Print all the entries verbatim.
------------------------------
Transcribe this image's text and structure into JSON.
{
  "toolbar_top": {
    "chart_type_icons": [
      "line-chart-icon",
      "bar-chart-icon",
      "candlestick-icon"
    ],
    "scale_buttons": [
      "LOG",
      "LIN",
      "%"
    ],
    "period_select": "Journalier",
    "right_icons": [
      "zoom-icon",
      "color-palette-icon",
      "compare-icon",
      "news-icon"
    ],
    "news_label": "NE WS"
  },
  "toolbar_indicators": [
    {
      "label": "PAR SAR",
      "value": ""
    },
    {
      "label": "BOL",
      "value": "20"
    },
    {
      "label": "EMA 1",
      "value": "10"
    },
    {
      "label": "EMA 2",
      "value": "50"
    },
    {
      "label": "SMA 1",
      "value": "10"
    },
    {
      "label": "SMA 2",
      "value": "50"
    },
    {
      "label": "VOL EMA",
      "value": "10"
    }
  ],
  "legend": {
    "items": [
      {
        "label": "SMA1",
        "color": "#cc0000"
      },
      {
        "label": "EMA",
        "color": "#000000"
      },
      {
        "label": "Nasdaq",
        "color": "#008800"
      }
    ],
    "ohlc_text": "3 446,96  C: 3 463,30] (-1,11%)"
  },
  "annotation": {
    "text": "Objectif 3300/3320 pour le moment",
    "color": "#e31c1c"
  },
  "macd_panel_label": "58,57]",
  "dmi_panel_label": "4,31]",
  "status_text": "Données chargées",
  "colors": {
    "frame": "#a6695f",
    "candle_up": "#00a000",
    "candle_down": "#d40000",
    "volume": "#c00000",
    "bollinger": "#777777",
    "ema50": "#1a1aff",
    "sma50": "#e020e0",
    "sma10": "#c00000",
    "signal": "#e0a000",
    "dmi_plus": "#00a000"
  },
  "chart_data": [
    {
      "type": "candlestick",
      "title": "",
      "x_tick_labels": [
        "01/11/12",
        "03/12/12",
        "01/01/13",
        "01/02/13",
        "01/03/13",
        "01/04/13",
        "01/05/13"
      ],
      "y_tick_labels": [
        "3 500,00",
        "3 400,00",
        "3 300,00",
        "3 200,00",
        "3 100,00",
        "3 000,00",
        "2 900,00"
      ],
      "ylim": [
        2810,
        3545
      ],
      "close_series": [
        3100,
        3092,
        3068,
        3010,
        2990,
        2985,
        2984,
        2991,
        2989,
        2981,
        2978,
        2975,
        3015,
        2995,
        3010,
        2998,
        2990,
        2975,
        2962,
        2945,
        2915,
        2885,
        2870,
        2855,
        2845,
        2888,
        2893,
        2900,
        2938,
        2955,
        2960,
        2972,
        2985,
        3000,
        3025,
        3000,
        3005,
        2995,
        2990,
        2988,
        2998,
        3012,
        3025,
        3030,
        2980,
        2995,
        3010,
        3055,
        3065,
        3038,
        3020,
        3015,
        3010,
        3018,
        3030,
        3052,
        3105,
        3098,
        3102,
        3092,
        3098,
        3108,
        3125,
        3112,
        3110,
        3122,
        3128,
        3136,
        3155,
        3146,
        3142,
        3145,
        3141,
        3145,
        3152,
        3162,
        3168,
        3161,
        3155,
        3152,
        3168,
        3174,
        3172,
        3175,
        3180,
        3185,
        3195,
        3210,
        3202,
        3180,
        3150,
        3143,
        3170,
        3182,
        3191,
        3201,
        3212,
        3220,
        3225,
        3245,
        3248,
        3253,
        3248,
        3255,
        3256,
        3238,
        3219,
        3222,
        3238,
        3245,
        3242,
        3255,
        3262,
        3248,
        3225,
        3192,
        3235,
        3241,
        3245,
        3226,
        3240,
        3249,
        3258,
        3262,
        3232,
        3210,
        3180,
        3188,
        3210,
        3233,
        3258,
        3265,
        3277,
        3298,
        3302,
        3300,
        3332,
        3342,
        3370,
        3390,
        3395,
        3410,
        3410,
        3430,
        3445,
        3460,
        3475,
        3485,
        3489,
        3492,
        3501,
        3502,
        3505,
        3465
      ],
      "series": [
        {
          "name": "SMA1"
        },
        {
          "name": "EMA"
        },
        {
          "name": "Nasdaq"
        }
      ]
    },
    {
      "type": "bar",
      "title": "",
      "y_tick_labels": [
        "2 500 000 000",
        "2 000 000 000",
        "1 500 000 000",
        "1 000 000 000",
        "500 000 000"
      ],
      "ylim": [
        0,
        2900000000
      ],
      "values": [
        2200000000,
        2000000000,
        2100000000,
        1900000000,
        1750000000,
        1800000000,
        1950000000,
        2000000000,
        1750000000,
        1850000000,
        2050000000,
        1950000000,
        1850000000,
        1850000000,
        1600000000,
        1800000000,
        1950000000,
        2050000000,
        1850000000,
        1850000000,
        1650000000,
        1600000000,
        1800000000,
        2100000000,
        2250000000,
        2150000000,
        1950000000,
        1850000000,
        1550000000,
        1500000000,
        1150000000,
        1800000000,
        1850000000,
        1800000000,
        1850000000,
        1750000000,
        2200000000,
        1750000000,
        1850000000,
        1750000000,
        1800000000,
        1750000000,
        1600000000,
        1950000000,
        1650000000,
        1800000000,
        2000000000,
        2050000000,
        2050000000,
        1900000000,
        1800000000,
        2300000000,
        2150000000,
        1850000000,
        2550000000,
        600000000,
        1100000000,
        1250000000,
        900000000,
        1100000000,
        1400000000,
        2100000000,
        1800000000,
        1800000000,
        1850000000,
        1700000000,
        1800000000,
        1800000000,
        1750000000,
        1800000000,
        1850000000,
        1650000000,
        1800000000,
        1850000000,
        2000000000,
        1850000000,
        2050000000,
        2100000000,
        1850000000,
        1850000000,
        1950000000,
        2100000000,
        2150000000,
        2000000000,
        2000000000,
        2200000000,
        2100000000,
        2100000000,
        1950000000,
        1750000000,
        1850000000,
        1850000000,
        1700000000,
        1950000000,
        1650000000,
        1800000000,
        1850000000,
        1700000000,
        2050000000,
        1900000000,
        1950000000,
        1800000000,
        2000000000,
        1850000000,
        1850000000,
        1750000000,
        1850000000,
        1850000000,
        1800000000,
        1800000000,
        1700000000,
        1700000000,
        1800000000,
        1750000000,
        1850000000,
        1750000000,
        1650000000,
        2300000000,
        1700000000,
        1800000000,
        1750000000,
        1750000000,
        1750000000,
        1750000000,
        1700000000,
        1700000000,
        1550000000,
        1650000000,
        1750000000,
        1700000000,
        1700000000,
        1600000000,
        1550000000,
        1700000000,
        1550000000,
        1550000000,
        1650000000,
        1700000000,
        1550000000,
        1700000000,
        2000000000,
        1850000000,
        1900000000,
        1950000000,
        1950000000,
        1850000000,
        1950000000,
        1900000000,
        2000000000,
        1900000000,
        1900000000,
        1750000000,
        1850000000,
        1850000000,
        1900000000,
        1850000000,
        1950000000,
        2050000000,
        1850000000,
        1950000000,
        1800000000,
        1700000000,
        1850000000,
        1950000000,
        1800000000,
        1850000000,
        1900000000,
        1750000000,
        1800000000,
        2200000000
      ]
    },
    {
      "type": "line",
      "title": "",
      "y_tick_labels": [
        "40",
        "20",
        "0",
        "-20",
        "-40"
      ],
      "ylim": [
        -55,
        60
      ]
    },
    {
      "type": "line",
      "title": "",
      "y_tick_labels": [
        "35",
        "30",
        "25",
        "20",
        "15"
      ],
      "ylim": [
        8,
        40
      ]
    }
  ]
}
------------------------------
§ **Finished answer**
Transcribe this image's text and structure into JSON.
{
  "toolbar_top": {
    "chart_type_icons": [
      "line-chart-icon",
      "bar-chart-icon",
      "candlestick-icon"
    ],
    "scale_buttons": [
      "LOG",
      "LIN",
      "%"
    ],
    "period_select": "Journalier",
    "right_icons": [
      "zoom-icon",
      "color-palette-icon",
      "compare-icon",
      "news-icon"
    ],
    "news_label": "NE WS"
  },
  "toolbar_indicators": [
    {
      "label": "PAR SAR",
      "value": ""
    },
    {
      "label": "BOL",
      "value": "20"
    },
    {
      "label": "EMA 1",
      "value": "10"
    },
    {
      "label": "EMA 2",
      "value": "50"
    },
    {
      "label": "SMA 1",
      "value": "10"
    },
    {
      "label": "SMA 2",
      "value": "50"
    },
    {
      "label": "VOL EMA",
      "value": "10"
    }
  ],
  "legend": {
    "items": [
      {
        "label": "SMA1",
        "color": "#cc0000"
      },
      {
        "label": "EMA",
        "color": "#000000"
      },
      {
        "label": "Nasdaq",
        "color": "#008800"
      }
    ],
    "ohlc_text": "3 446,96  C: 3 463,30] (-1,11%)"
  },
  "annotation": {
    "text": "Objectif 3300/3320 pour le moment",
    "color": "#e31c1c"
  },
  "macd_panel_label": "58,57]",
  "dmi_panel_label": "4,31]",
  "status_text": "Données chargées",
  "colors": {
    "frame": "#a6695f",
    "candle_up": "#00a000",
    "candle_down": "#d40000",
    "volume": "#c00000",
    "bollinger": "#777777",
    "ema50": "#1a1aff",
    "sma50": "#e020e0",
    "sma10": "#c00000",
    "signal": "#e0a000",
    "dmi_plus": "#00a000"
  },
  "chart_data": [
    {
      "type": "candlestick",
      "title": "",
      "x_tick_labels": [
        "01/11/12",
        "03/12/12",
        "01/01/13",
        "01/02/13",
        "01/03/13",
        "01/04/13",
        "01/05/13"
      ],
      "y_tick_labels": [
        "3 500,00",
        "3 400,00",
        "3 300,00",
        "3 200,00",
        "3 100,00",
        "3 000,00",
        "2 900,00"
      ],
      "ylim": [
        2810,
        3545
      ],
      "close_series": [
        3100,
        3092,
        3068,
        3010,
        2990,
        2985,
        2984,
        2991,
        2989,
        2981,
        2978,
        2975,
        3015,
        2995,
        3010,
        2998,
        2990,
        2975,
        2962,
        2945,
        2915,
        2885,
        2870,
        2855,
        2845,
        2888,
        2893,
        2900,
        2938,
        2955,
        2960,
        2972,
        2985,
        3000,
        3025,
        3000,
        3005,
        2995,
        2990,
        2988,
        2998,
        3012,
        3025,
        3030,
        2980,
        2995,
        3010,
        3055,
        3065,
        3038,
        3020,
        3015,
        3010,
        3018,
        3030,
        3052,
        3105,
        3098,
        3102,
        3092,
        3098,
        3108,
        3125,
        3112,
        3110,
        3122,
        3128,
        3136,
        3155,
        3146,
        3142,
        3145,
        3141,
        3145,
        3152,
        3162,
        3168,
        3161,
        3155,
        3152,
        3168,
        3174,
        3172,
        3175,
        3180,
        3185,
        3195,
        3210,
        3202,
        3180,
        3150,
        3143,
        3170,
        3182,
        3191,
        3201,
        3212,
        3220,
        3225,
        3245,
        3248,
        3253,
        3248,
        3255,
        3256,
        3238,
        3219,
        3222,
        3238,
        3245,
        3242,
        3255,
        3262,
        3248,
        3225,
        3192,
        3235,
        3241,
        3245,
        3226,
        3240,
        3249,
        3258,
        3262,
        3232,
        3210,
        3180,
        3188,
        3210,
        3233,
        3258,
        3265,
        3277,
        3298,
        3302,
        3300,
        3332,
        3342,
        3370,
        3390,
        3395,
        3410,
        3410,
        3430,
        3445,
        3460,
        3475,
        3485,
        3489,
        3492,
        3501,
        3502,
        3505,
        3465
      ],
      "series": [
        {
          "name": "SMA1"
        },
        {
          "name": "EMA"
        },
        {
          "name": "Nasdaq"
        }
      ]
    },
    {
      "type": "bar",
      "title": "",
      "y_tick_labels": [
        "2 500 000 000",
        "2 000 000 000",
        "1 500 000 000",
        "1 000 000 000",
        "500 000 000"
      ],
      "ylim": [
        0,
        2900000000
      ],
      "values": [
        2200000000,
        2000000000,
        2100000000,
        1900000000,
        1750000000,
        1800000000,
        1950000000,
        2000000000,
        1750000000,
        1850000000,
        2050000000,
        1950000000,
        1850000000,
        1850000000,
        1600000000,
        1800000000,
        1950000000,
        2050000000,
        1850000000,
        1850000000,
        1650000000,
        1600000000,
        1800000000,
        2100000000,
        2250000000,
        2150000000,
        1950000000,
        1850000000,
        1550000000,
        1500000000,
        1150000000,
        1800000000,
        1850000000,
        1800000000,
        1850000000,
        1750000000,
        2200000000,
        1750000000,
        1850000000,
        1750000000,
        1800000000,
        1750000000,
        1600000000,
        1950000000,
        1650000000,
        1800000000,
        2000000000,
        2050000000,
        2050000000,
        1900000000,
        1800000000,
        2300000000,
        2150000000,
        1850000000,
        2550000000,
        600000000,
        1100000000,
        1250000000,
        900000000,
        1100000000,
        1400000000,
        2100000000,
        1800000000,
        1800000000,
        1850000000,
        1700000000,
        1800000000,
        1800000000,
        1750000000,
        1800000000,
        1850000000,
        1650000000,
        1800000000,
        1850000000,
        2000000000,
        1850000000,
        2050000000,
        2100000000,
        1850000000,
        1850000000,
        1950000000,
        2100000000,
        2150000000,
        2000000000,
        2000000000,
        2200000000,
        2100000000,
        2100000000,
        1950000000,
        1750000000,
        1850000000,
        1850000000,
        1700000000,
        1950000000,
        1650000000,
        1800000000,
        1850000000,
        1700000000,
        2050000000,
        1900000000,
        1950000000,
        1800000000,
        2000000000,
        1850000000,
        1850000000,
        1750000000,
        1850000000,
        1850000000,
        1800000000,
        1800000000,
        1700000000,
        1700000000,
        1800000000,
        1750000000,
        1850000000,
        1750000000,
        1650000000,
        2300000000,
        1700000000,
        1800000000,
        1750000000,
        1750000000,
        1750000000,
        1750000000,
        1700000000,
        1700000000,
        1550000000,
        1650000000,
        1750000000,
        1700000000,
        1700000000,
        1600000000,
        1550000000,
        1700000000,
        1550000000,
        1550000000,
        1650000000,
        1700000000,
        1550000000,
        1700000000,
        2000000000,
        1850000000,
        1900000000,
        1950000000,
        1950000000,
        1850000000,
        1950000000,
        1900000000,
        2000000000,
        1900000000,
        1900000000,
        1750000000,
        1850000000,
        1850000000,
        1900000000,
        1850000000,
        1950000000,
        2050000000,
        1850000000,
        1950000000,
        1800000000,
        1700000000,
        1850000000,
        1950000000,
        1800000000,
        1850000000,
        1900000000,
        1750000000,
        1800000000,
        2200000000
      ]
    },
    {
      "type": "line",
      "title": "",
      "y_tick_labels": [
        "40",
        "20",
        "0",
        "-20",
        "-40"
      ],
      "ylim": [
        -55,
        60
      ]
    },
    {
      "type": "line",
      "title": "",
      "y_tick_labels": [
        "35",
        "30",
        "25",
        "20",
        "15"
      ],
      "ylim": [
        8,
        40
      ]
    }
  ]
}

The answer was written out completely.